*WORKING DATA*:
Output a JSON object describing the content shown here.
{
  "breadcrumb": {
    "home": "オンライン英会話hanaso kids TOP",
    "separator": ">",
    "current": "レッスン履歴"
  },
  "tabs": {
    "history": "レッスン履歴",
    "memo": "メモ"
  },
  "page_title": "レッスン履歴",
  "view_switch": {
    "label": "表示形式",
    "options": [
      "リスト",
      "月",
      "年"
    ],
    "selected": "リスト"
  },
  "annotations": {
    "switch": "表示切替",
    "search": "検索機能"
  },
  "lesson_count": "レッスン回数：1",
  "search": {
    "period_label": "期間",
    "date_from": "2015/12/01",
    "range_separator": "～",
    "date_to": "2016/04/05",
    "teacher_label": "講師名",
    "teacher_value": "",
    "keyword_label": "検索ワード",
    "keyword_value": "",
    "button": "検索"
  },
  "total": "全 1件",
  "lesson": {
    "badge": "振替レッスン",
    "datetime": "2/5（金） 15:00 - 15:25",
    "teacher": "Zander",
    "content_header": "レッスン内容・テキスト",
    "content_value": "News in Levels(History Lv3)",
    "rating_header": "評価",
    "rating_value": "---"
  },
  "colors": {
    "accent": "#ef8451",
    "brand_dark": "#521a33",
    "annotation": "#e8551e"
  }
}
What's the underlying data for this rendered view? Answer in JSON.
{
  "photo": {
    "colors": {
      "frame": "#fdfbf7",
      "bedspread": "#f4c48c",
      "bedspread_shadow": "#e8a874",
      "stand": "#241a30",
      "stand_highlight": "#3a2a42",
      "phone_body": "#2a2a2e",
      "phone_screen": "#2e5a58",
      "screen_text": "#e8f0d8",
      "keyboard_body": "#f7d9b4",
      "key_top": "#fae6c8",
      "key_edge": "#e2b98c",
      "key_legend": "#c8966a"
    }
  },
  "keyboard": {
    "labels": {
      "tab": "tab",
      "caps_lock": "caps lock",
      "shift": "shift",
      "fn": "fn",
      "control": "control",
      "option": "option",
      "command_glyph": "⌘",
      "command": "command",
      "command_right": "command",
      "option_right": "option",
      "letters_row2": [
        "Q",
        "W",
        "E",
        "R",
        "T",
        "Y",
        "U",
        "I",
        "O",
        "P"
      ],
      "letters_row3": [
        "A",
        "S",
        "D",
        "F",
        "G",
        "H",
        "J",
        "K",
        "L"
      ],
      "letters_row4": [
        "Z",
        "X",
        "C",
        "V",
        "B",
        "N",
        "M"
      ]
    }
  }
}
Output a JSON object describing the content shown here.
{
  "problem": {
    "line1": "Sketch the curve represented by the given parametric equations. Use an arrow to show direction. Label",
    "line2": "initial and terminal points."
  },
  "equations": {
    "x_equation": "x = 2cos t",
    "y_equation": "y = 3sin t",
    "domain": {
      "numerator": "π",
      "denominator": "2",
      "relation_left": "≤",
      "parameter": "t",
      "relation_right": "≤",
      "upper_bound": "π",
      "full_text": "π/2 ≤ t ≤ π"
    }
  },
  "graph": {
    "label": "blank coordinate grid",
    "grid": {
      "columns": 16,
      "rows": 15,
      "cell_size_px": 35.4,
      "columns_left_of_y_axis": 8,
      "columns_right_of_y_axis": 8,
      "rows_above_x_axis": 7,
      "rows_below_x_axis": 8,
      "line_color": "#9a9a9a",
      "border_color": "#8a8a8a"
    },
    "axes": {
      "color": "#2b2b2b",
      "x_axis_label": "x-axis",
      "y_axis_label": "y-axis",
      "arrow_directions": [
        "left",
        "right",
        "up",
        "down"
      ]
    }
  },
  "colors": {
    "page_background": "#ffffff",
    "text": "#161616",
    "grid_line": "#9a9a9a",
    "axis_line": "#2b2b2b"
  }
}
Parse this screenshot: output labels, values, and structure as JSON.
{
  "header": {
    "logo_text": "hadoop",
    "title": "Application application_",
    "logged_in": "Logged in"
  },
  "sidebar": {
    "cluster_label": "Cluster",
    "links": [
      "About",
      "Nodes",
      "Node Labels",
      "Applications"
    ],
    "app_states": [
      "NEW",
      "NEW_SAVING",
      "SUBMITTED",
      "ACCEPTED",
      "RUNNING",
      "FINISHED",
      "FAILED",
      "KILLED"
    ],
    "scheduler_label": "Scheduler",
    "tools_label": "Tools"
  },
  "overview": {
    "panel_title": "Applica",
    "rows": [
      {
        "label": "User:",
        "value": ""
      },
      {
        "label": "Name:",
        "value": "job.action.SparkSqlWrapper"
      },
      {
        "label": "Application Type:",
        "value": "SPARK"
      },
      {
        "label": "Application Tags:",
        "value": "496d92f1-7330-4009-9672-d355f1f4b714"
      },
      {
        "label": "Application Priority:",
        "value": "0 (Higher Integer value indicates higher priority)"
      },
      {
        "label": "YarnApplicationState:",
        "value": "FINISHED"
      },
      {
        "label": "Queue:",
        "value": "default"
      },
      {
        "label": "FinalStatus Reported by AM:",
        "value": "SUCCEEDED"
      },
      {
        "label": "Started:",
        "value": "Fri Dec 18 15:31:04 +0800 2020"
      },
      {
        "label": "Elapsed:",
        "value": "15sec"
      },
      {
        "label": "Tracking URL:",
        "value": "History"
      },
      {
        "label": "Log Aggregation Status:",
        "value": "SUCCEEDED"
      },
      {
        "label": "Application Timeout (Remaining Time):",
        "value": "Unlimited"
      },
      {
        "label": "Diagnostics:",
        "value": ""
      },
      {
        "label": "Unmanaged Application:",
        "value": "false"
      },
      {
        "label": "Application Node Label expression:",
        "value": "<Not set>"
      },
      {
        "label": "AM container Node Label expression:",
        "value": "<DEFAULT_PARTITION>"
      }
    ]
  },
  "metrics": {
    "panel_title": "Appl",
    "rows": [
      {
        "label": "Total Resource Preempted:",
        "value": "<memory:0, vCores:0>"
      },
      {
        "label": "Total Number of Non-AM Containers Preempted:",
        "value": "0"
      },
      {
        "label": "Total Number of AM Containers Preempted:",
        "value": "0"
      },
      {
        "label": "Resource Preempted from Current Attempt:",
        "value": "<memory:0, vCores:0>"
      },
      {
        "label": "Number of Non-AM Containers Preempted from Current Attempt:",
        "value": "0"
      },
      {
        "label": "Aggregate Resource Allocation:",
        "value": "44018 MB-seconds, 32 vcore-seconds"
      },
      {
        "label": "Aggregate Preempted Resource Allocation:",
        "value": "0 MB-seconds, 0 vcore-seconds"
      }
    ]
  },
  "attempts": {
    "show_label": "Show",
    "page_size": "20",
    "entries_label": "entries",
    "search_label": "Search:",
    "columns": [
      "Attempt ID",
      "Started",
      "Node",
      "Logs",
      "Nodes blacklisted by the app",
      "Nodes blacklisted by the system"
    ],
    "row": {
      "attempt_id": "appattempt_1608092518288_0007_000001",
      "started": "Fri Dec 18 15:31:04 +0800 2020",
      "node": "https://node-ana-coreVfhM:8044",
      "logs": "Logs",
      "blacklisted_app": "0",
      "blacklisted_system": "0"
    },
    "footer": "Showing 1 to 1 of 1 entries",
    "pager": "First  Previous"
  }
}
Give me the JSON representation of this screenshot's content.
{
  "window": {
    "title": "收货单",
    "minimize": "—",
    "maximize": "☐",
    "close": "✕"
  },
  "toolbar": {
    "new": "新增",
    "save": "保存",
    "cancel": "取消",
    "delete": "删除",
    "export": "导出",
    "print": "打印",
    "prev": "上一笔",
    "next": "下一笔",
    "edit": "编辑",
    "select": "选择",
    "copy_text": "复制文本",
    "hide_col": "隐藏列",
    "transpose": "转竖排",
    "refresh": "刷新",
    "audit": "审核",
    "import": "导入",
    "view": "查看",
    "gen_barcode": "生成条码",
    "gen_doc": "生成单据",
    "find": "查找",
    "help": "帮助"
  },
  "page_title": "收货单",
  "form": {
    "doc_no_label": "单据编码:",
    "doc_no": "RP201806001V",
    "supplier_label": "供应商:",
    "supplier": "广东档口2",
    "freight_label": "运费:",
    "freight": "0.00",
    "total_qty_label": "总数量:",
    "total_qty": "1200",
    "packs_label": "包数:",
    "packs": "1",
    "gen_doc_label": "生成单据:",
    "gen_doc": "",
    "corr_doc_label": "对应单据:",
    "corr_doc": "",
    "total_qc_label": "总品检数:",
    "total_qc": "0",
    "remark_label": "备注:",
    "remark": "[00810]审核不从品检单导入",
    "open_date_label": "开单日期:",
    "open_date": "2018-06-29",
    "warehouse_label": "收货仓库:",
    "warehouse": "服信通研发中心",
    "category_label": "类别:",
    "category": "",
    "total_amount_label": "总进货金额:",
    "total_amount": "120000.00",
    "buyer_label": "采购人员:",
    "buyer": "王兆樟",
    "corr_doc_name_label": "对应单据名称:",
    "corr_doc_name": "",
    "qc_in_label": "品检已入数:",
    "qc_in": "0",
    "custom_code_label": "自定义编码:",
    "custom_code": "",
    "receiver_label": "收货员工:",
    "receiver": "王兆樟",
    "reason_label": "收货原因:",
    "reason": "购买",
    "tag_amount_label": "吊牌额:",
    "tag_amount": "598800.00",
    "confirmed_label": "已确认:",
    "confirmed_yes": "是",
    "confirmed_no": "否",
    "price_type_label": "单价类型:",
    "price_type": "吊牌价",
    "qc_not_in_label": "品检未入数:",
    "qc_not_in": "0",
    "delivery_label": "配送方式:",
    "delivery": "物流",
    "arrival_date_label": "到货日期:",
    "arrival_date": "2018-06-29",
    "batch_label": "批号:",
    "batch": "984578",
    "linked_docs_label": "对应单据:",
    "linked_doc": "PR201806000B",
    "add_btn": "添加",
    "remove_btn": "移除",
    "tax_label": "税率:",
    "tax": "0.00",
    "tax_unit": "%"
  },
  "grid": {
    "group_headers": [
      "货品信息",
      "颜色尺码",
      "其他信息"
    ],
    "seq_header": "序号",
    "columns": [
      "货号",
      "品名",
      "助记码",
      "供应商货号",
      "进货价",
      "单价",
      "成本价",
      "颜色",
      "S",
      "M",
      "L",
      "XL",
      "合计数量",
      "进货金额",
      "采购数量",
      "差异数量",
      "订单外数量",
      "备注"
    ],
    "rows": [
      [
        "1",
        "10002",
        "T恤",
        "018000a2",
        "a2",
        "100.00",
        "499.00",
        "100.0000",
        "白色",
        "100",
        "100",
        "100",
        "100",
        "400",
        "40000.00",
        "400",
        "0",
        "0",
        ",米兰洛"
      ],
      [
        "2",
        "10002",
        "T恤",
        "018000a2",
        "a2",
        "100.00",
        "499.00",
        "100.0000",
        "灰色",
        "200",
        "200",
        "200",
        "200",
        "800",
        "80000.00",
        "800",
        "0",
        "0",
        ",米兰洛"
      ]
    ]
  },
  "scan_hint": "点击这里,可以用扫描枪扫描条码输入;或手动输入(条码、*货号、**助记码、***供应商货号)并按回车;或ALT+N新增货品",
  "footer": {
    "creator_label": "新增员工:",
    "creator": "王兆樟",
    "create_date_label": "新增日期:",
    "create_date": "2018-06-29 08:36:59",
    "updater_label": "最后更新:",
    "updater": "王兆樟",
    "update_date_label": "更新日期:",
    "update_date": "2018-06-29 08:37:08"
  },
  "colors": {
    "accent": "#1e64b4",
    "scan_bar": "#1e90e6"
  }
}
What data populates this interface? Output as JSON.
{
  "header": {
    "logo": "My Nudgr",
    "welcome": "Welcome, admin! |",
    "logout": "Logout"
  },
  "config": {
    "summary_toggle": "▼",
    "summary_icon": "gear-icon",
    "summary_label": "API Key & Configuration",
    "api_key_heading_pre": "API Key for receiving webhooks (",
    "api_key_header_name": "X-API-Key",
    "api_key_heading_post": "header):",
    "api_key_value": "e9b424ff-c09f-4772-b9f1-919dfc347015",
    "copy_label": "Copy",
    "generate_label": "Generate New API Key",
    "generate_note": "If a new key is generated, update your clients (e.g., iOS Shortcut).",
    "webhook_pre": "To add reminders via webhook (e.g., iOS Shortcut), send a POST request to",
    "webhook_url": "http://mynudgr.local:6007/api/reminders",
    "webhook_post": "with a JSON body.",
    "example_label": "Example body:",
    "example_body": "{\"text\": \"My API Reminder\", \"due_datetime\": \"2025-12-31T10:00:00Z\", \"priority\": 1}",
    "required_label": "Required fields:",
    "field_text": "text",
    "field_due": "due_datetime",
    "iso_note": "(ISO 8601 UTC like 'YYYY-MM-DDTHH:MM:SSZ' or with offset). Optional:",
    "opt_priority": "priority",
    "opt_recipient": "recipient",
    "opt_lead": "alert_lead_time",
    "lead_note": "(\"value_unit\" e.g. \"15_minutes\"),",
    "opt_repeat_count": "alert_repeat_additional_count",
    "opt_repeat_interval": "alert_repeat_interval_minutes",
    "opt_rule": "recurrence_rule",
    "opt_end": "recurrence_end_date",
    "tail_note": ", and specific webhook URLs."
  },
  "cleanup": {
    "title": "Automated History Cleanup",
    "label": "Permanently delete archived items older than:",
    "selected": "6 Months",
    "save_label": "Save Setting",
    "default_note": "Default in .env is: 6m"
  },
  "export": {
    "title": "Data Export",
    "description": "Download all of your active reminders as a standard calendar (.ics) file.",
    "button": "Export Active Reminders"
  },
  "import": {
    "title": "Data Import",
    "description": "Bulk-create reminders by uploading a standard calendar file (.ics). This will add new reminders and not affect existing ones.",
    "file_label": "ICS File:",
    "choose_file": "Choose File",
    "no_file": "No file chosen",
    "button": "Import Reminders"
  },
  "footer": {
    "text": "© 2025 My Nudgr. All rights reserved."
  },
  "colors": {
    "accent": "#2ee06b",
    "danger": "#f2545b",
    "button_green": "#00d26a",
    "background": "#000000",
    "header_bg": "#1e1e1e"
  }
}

*GIVEN INSTRUCTION*:
Identify and copy all lines with the word "Containers".

*FULL RESPONSE*:
        "label": "Total Number of Non-AM Containers Preempted:",
        "label": "Total Number of AM Containers Preempted:",
        "label": "Number of Non-AM Containers Preempted from Current Attempt:",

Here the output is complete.